Please report every line from the material that contains the word "JSON".

Data entries for graphics
··········
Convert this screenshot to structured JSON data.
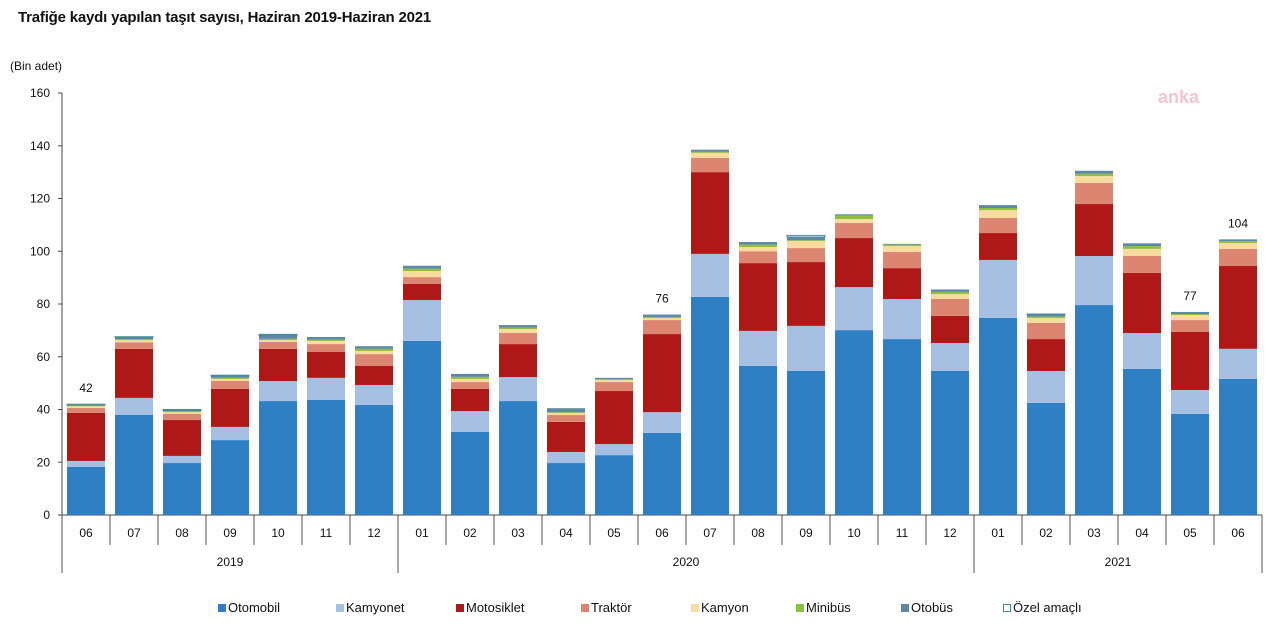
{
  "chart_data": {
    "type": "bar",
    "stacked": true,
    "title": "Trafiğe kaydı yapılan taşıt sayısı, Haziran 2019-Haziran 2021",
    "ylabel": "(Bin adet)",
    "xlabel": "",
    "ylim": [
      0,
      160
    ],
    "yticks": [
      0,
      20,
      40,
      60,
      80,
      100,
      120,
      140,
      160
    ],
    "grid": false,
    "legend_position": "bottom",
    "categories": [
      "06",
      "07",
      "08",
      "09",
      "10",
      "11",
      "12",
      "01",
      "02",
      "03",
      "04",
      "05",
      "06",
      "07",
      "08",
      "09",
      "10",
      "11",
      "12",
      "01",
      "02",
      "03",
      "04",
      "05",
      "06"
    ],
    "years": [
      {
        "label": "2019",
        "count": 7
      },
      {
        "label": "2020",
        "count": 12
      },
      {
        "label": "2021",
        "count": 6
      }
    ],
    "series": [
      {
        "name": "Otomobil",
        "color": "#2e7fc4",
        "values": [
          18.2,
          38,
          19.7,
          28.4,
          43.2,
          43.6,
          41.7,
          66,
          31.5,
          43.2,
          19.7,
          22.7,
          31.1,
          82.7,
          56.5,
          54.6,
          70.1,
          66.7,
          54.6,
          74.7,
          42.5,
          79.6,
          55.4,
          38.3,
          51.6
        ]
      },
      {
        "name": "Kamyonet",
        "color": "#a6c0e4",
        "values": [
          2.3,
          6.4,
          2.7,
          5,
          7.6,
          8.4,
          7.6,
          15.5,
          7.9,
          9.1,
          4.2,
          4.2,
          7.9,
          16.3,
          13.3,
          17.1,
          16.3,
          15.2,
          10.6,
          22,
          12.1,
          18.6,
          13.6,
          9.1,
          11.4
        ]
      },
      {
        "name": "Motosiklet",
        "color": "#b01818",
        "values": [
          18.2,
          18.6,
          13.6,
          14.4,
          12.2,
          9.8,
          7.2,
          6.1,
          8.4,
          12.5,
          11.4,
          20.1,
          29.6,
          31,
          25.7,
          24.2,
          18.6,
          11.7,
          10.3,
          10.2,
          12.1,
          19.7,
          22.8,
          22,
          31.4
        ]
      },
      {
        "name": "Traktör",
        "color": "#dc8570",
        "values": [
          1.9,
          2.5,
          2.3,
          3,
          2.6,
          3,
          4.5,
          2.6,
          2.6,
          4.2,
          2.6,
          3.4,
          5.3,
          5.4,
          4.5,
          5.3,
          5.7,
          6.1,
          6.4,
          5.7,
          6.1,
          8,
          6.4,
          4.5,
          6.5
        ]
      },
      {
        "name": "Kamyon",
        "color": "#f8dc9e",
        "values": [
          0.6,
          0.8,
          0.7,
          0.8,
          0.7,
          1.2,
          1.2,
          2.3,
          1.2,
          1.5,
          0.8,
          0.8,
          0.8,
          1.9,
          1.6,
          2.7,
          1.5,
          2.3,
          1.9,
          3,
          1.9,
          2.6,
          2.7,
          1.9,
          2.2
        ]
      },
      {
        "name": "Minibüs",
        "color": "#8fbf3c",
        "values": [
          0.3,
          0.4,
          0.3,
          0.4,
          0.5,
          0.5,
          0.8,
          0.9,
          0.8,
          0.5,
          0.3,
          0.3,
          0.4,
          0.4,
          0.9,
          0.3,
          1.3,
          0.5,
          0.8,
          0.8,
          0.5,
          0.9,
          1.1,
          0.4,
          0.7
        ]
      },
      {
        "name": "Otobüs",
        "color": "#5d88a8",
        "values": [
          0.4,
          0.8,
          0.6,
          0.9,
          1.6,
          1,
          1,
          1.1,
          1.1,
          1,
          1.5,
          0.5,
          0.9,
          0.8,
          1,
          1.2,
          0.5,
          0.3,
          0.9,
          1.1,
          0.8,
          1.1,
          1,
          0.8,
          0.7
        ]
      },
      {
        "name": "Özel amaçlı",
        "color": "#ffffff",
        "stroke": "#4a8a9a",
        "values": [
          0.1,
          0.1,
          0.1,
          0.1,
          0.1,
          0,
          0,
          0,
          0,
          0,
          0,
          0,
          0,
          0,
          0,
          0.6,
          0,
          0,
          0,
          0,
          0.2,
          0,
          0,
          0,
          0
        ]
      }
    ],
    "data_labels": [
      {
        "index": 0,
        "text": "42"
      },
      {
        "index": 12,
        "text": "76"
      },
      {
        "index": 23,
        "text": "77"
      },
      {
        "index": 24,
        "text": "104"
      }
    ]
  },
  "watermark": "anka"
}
··········
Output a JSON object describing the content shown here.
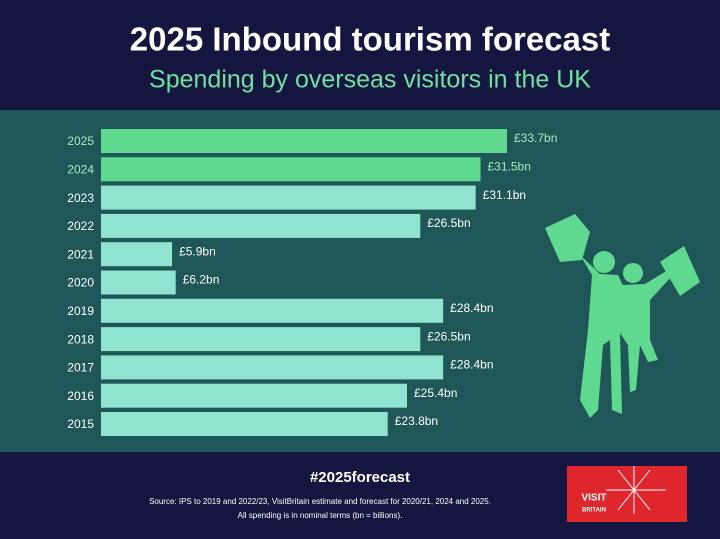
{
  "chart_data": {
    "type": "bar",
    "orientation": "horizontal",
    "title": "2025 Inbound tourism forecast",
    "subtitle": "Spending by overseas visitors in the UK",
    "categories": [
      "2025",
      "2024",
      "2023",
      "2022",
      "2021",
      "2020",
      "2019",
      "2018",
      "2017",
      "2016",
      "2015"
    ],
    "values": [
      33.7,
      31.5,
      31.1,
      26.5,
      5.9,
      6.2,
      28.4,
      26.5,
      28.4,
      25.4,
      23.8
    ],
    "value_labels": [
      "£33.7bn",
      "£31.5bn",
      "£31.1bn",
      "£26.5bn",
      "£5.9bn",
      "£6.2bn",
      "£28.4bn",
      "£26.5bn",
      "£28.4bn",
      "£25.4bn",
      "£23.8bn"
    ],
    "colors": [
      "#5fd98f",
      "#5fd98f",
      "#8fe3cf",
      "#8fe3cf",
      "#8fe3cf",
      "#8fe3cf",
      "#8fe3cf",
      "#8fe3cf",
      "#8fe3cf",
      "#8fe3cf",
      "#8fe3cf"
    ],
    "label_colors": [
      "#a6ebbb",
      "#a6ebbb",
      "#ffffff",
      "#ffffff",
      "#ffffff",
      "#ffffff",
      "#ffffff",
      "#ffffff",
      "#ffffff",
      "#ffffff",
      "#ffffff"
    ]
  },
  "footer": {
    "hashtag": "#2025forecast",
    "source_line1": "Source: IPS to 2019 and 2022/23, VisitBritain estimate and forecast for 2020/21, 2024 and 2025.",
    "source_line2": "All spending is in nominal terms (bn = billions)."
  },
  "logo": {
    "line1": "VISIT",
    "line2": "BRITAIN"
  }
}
··········
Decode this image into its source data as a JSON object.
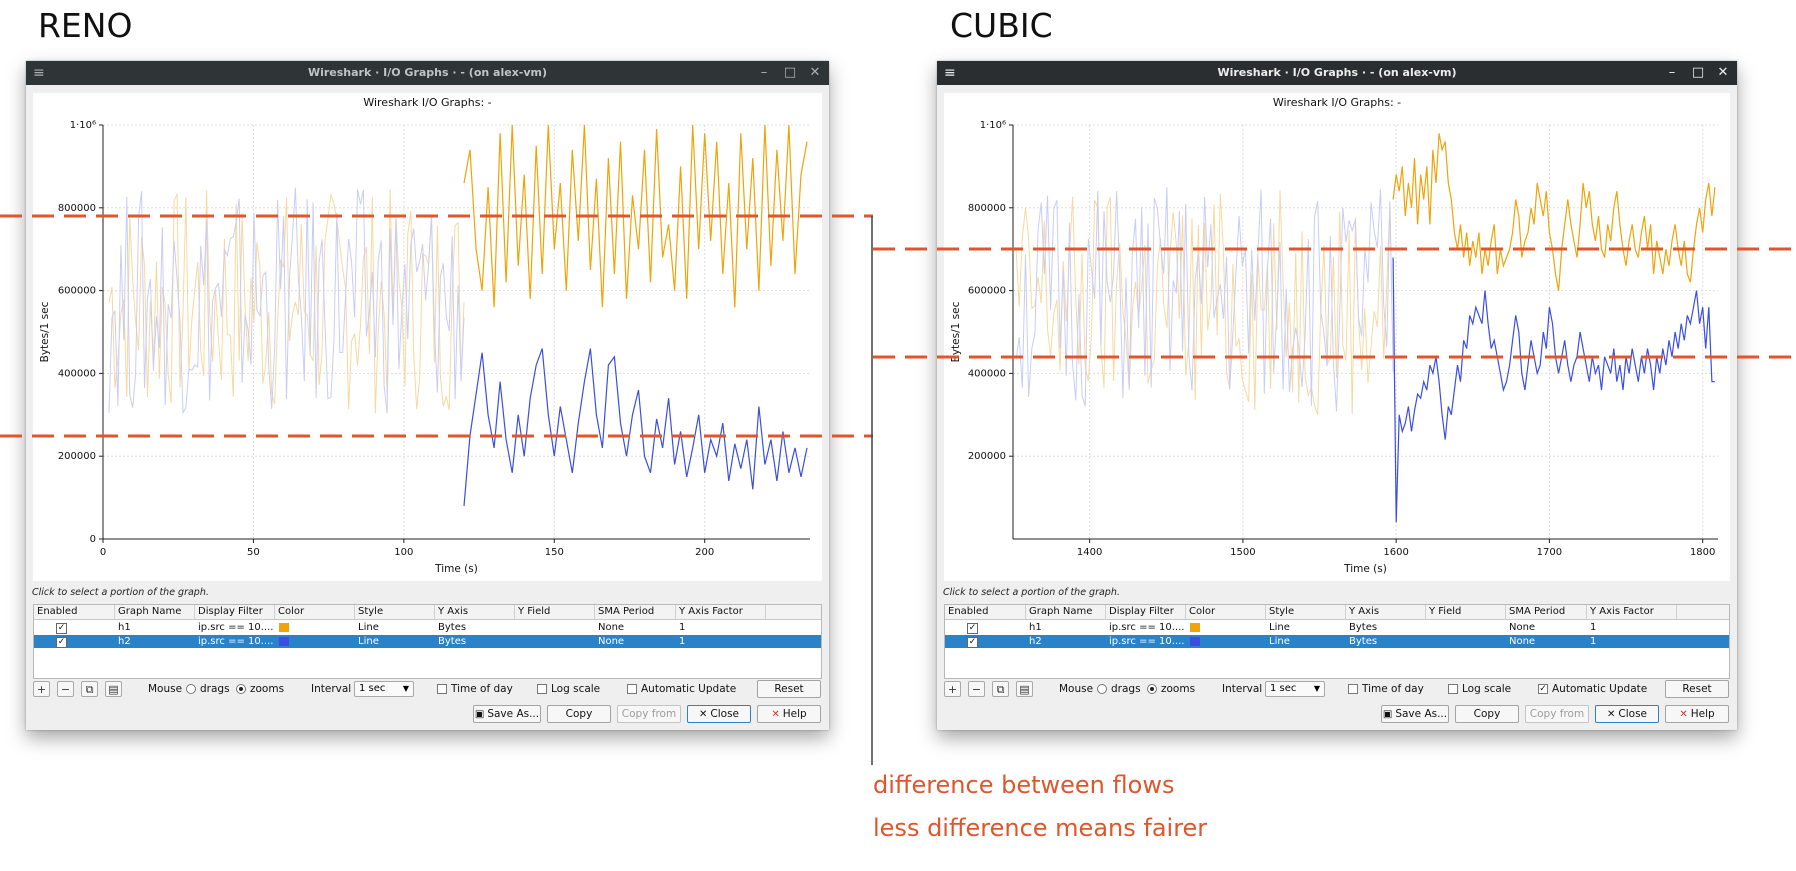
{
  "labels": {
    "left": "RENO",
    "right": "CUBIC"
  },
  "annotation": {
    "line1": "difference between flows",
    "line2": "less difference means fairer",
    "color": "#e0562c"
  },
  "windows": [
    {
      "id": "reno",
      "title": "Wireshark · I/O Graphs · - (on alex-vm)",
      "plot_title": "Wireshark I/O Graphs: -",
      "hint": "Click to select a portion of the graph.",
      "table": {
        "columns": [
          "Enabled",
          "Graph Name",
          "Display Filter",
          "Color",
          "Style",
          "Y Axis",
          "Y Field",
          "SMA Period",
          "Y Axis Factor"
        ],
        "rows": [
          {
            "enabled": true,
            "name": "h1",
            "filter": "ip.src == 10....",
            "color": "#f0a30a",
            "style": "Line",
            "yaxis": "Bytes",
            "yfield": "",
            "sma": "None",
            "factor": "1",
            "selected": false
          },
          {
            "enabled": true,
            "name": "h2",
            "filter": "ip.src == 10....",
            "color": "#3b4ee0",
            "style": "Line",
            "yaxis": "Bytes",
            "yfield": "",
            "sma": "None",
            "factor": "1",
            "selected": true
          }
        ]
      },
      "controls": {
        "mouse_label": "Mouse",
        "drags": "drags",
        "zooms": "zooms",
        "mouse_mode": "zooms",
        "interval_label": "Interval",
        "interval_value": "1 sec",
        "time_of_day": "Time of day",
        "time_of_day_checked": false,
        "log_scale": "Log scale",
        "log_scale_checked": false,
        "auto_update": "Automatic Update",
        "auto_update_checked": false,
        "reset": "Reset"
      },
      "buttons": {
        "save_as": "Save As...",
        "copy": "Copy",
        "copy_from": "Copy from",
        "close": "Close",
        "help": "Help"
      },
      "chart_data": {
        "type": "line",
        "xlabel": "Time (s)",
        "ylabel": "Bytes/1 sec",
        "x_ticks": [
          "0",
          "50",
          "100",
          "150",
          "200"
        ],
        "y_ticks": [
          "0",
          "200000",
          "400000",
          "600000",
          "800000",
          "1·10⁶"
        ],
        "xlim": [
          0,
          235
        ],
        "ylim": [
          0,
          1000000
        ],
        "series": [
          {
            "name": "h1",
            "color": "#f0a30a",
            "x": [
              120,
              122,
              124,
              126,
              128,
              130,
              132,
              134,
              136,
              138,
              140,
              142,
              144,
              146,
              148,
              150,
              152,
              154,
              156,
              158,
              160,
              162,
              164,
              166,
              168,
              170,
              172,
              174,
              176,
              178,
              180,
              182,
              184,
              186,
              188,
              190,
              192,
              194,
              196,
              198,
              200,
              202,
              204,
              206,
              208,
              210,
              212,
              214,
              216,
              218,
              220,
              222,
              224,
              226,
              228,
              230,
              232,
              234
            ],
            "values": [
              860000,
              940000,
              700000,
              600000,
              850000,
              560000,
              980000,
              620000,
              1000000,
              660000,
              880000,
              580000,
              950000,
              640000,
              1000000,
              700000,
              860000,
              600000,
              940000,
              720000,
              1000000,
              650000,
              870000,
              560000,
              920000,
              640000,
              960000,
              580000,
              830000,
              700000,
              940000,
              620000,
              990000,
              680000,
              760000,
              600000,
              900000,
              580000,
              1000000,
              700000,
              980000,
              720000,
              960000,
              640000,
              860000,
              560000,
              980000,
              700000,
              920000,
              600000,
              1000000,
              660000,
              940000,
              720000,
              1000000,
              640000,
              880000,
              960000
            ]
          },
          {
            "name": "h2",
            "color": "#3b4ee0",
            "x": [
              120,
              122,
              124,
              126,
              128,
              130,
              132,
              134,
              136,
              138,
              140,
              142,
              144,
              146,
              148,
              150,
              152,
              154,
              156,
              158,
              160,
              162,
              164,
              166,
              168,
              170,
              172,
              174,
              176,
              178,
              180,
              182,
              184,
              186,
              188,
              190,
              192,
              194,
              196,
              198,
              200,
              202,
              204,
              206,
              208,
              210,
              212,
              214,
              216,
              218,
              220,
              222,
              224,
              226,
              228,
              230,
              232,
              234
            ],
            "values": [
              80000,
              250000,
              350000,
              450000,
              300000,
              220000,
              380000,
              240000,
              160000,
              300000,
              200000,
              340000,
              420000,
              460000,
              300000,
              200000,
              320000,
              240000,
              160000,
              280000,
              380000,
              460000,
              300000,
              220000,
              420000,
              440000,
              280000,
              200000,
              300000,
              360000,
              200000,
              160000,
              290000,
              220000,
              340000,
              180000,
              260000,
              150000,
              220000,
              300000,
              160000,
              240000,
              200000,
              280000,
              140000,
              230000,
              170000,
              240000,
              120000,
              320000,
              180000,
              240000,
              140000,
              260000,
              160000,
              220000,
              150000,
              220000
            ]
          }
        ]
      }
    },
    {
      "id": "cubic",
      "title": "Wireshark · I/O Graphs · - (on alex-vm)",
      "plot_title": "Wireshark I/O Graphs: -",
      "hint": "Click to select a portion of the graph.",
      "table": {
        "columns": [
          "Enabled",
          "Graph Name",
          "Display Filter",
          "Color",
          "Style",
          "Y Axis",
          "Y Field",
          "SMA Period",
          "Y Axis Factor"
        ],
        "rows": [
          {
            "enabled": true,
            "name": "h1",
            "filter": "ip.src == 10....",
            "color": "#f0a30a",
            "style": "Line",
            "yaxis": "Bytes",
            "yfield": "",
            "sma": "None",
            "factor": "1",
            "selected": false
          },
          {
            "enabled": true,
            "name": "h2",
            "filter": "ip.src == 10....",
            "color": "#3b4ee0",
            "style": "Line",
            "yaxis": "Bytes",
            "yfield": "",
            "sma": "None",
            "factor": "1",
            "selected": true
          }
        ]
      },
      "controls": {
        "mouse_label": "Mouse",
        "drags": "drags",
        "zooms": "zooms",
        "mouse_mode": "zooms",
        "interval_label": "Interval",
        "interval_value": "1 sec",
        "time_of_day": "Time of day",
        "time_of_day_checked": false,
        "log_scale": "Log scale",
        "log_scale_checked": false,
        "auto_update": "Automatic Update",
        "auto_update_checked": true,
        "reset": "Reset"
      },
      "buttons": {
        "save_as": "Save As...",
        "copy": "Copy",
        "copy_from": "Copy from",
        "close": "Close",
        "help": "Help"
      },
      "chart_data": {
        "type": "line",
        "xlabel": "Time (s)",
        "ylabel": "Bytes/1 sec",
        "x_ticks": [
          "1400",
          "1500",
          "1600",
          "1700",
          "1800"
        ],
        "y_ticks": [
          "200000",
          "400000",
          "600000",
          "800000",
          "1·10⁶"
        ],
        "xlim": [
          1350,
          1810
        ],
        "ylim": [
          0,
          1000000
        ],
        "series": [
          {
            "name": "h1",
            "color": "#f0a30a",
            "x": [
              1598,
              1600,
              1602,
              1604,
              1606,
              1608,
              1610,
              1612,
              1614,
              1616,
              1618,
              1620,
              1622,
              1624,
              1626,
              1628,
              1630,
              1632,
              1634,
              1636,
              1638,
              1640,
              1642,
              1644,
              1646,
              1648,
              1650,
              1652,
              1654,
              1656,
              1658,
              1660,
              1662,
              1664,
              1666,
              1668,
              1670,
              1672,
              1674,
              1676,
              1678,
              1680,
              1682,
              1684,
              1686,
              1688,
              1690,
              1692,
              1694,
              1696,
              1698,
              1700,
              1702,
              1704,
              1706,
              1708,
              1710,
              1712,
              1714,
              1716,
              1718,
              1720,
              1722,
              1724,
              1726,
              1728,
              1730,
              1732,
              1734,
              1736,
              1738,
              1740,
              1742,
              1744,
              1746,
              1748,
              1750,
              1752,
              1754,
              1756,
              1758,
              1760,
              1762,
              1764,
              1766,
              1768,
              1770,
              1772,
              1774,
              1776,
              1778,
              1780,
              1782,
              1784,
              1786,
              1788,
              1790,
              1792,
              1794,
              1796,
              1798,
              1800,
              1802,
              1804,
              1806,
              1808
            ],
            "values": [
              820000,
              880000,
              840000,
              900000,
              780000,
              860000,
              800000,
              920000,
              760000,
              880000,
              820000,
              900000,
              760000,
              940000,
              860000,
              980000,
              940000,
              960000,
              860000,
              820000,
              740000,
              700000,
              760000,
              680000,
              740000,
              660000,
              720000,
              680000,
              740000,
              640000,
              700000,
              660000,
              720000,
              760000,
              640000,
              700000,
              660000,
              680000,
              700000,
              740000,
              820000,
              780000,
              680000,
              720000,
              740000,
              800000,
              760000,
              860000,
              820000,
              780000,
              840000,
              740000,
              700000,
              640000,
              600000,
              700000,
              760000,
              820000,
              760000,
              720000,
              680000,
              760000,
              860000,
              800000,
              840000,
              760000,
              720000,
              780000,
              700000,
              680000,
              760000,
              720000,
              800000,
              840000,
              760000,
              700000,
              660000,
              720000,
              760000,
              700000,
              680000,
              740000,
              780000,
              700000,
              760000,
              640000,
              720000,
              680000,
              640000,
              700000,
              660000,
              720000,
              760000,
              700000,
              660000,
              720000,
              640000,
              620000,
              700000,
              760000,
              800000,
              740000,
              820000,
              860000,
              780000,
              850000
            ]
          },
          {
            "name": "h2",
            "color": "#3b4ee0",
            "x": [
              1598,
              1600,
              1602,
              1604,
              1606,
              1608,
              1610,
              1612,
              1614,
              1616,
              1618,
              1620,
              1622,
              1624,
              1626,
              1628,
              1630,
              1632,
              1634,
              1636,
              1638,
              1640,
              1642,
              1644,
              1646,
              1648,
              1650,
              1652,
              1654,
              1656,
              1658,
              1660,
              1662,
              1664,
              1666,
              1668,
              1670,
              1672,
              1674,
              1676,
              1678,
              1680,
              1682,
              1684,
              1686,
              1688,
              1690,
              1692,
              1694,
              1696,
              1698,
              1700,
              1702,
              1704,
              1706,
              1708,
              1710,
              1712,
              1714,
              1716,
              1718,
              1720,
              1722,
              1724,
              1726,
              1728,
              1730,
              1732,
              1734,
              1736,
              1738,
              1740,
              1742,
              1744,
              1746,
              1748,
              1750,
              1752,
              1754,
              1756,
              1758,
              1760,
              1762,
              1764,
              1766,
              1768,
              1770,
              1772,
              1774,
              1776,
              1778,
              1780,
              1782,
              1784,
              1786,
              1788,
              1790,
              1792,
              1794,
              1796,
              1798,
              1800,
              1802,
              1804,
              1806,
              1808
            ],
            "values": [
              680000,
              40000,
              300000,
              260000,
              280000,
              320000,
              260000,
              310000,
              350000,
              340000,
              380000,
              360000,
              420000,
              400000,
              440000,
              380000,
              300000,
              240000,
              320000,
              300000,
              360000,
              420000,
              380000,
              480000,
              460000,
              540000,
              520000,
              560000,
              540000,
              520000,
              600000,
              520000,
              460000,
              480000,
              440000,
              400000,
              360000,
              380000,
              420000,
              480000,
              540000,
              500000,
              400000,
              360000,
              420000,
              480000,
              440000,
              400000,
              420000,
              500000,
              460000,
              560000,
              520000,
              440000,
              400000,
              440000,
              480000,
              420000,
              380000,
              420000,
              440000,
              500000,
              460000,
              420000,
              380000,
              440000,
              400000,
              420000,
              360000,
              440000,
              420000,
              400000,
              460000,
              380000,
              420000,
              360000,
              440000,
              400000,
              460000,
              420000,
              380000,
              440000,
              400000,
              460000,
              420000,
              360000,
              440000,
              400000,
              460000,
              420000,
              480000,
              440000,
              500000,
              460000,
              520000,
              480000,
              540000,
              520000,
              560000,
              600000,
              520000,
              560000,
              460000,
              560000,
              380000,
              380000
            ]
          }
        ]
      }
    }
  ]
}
··········
◆ **Task result**
Convert this screenshot to structured JSON data.
Output a JSON object describing the content shown here.
Decode this image into its source data as a JSON object.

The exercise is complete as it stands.